Record excerpts:

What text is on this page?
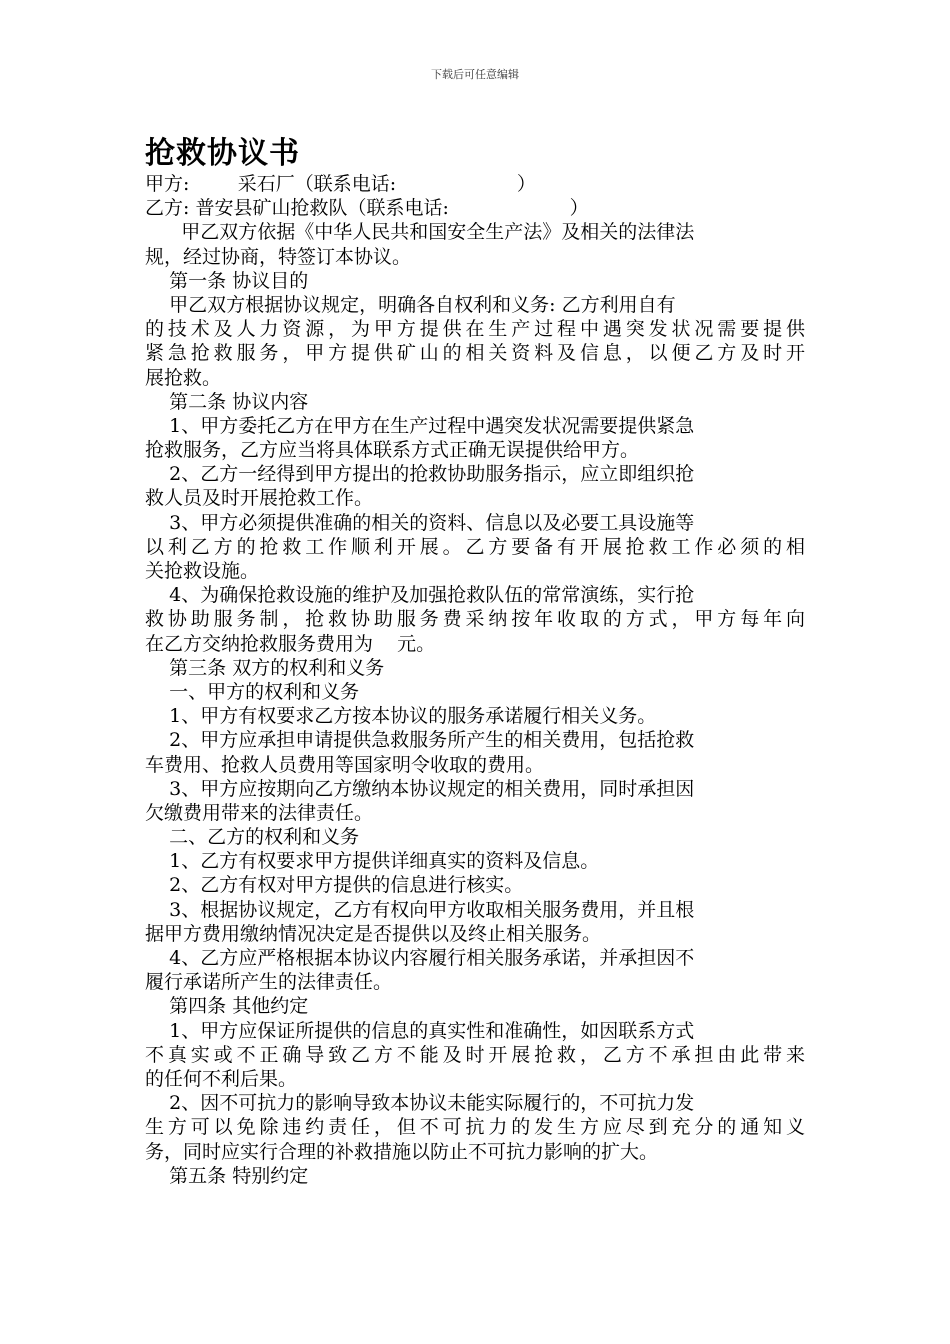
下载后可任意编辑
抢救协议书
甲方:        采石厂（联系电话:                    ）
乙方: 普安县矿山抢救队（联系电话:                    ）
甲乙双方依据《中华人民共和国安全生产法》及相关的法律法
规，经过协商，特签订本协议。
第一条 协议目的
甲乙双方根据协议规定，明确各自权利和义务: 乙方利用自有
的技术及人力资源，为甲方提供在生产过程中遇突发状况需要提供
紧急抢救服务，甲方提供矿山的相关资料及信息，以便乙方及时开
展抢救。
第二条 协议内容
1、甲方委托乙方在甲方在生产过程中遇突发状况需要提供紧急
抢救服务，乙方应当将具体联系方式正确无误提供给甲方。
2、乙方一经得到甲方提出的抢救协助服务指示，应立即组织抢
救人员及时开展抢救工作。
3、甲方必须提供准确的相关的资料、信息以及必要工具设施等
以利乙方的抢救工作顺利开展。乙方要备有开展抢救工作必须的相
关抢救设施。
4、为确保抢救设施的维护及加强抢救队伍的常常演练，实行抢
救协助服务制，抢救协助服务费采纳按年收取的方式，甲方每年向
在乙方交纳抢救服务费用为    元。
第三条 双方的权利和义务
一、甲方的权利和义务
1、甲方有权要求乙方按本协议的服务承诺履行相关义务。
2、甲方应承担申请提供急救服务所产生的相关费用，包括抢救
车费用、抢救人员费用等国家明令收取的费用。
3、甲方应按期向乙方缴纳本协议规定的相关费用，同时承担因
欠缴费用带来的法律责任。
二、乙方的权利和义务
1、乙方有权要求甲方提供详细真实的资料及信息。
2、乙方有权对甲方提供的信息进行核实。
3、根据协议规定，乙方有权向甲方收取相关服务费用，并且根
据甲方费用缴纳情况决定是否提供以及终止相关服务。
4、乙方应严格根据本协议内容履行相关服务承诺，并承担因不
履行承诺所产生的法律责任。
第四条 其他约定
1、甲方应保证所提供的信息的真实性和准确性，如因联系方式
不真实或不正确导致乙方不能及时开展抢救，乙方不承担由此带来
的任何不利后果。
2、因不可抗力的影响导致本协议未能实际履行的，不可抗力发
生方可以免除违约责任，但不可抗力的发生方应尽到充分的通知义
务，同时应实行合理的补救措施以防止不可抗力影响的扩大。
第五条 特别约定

The request:
Repeat each entry precisely as it appears. Leave the pictures out.

Correct result:
What text is on this page?
下载后可任意编辑
抢救协议书
甲方:        采石厂（联系电话:                    ）
乙方: 普安县矿山抢救队（联系电话:                    ）
甲乙双方依据《中华人民共和国安全生产法》及相关的法律法
规，经过协商，特签订本协议。
第一条 协议目的
甲乙双方根据协议规定，明确各自权利和义务: 乙方利用自有
的技术及人力资源，为甲方提供在生产过程中遇突发状况需要提供
紧急抢救服务，甲方提供矿山的相关资料及信息，以便乙方及时开
展抢救。
第二条 协议内容
1、甲方委托乙方在甲方在生产过程中遇突发状况需要提供紧急
抢救服务，乙方应当将具体联系方式正确无误提供给甲方。
2、乙方一经得到甲方提出的抢救协助服务指示，应立即组织抢
救人员及时开展抢救工作。
3、甲方必须提供准确的相关的资料、信息以及必要工具设施等
以利乙方的抢救工作顺利开展。乙方要备有开展抢救工作必须的相
关抢救设施。
4、为确保抢救设施的维护及加强抢救队伍的常常演练，实行抢
救协助服务制，抢救协助服务费采纳按年收取的方式，甲方每年向
在乙方交纳抢救服务费用为    元。
第三条 双方的权利和义务
一、甲方的权利和义务
1、甲方有权要求乙方按本协议的服务承诺履行相关义务。
2、甲方应承担申请提供急救服务所产生的相关费用，包括抢救
车费用、抢救人员费用等国家明令收取的费用。
3、甲方应按期向乙方缴纳本协议规定的相关费用，同时承担因
欠缴费用带来的法律责任。
二、乙方的权利和义务
1、乙方有权要求甲方提供详细真实的资料及信息。
2、乙方有权对甲方提供的信息进行核实。
3、根据协议规定，乙方有权向甲方收取相关服务费用，并且根
据甲方费用缴纳情况决定是否提供以及终止相关服务。
4、乙方应严格根据本协议内容履行相关服务承诺，并承担因不
履行承诺所产生的法律责任。
第四条 其他约定
1、甲方应保证所提供的信息的真实性和准确性，如因联系方式
不真实或不正确导致乙方不能及时开展抢救，乙方不承担由此带来
的任何不利后果。
2、因不可抗力的影响导致本协议未能实际履行的，不可抗力发
生方可以免除违约责任，但不可抗力的发生方应尽到充分的通知义
务，同时应实行合理的补救措施以防止不可抗力影响的扩大。
第五条 特别约定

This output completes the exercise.